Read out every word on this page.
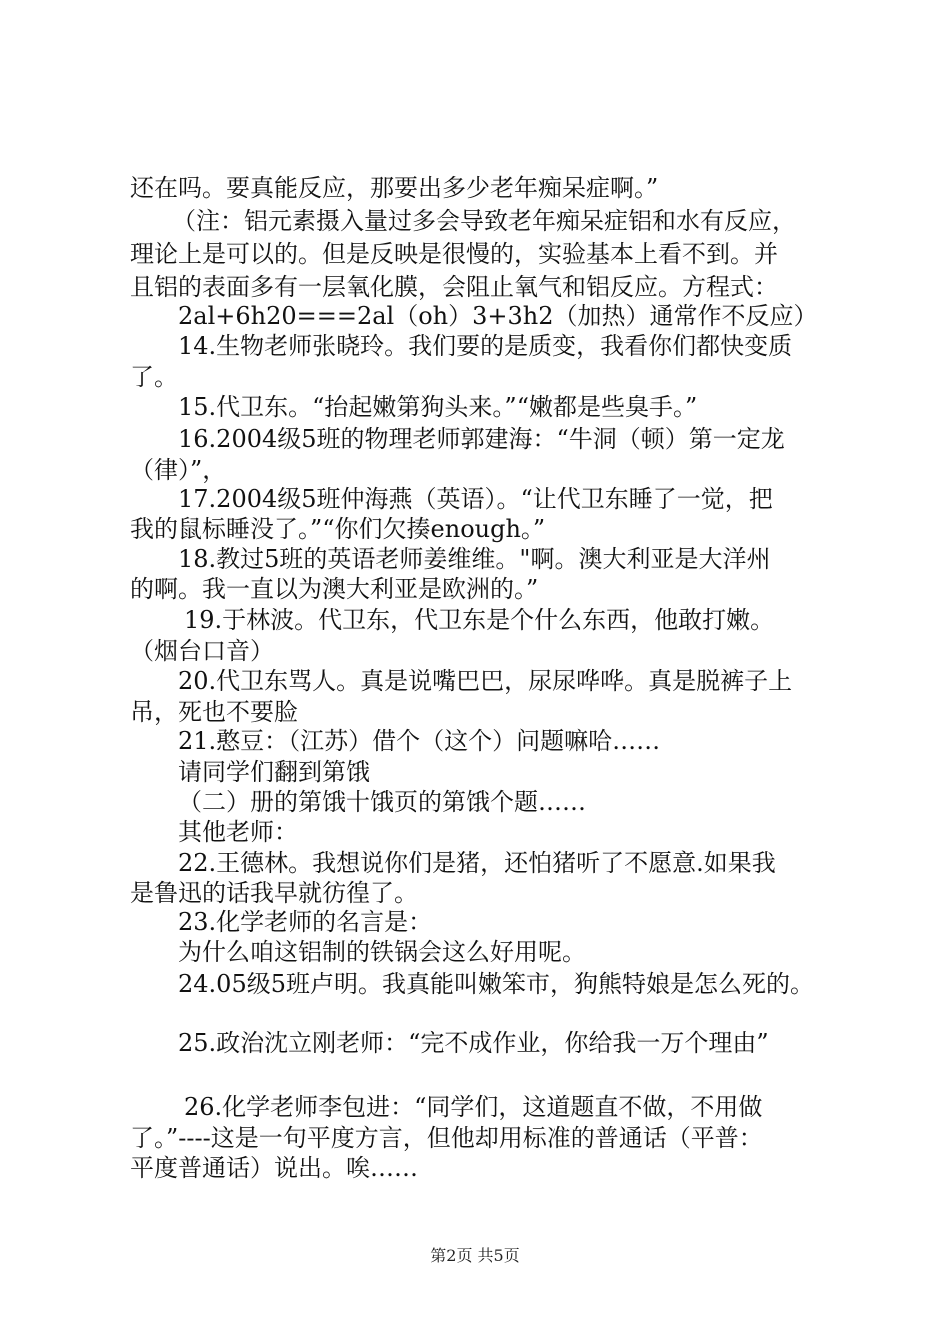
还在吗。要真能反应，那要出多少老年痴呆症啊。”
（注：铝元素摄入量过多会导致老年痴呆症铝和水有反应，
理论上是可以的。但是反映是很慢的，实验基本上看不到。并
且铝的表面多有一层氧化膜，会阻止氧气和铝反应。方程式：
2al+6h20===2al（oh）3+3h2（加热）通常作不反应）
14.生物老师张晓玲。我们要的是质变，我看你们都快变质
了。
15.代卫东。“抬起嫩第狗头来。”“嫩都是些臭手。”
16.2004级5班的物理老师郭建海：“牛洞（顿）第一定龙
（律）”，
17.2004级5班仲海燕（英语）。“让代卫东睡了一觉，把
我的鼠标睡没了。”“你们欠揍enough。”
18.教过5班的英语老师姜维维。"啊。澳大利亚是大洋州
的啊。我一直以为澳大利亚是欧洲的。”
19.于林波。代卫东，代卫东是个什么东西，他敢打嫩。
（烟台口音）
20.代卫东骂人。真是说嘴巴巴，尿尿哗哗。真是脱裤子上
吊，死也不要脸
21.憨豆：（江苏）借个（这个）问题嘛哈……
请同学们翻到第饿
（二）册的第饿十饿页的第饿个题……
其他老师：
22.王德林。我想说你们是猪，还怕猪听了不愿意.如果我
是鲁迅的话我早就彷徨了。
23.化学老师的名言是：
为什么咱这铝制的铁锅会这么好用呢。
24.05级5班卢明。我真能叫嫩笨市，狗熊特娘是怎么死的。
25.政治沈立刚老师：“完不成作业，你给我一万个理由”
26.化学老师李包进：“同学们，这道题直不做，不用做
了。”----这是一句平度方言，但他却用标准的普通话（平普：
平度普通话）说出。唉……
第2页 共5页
--
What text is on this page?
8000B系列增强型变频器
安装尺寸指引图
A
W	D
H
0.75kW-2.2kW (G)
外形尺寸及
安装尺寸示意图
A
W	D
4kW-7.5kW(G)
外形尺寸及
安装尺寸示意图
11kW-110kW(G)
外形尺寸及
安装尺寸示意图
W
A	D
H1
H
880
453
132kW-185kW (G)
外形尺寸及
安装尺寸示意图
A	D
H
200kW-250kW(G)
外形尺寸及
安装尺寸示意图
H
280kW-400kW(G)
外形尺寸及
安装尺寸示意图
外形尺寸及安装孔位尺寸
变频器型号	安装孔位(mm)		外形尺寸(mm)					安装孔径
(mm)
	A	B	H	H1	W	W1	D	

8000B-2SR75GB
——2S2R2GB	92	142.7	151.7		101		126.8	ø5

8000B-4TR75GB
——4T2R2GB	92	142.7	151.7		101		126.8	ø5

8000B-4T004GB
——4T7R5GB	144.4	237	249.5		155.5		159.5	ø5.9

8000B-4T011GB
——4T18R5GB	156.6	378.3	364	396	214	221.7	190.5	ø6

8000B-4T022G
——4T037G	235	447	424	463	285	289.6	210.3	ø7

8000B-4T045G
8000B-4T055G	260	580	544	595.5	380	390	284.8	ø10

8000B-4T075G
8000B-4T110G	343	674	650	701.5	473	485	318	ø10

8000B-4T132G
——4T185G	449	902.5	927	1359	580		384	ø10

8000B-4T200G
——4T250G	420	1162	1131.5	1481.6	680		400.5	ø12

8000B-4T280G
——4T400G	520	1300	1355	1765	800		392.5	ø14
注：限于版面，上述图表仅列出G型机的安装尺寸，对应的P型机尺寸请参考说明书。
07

◆ Exercise
Lines from the records above that hold "page" are the ones to list.

◆ Solution for this exercise
Read out every word on this page.
What text is on this page?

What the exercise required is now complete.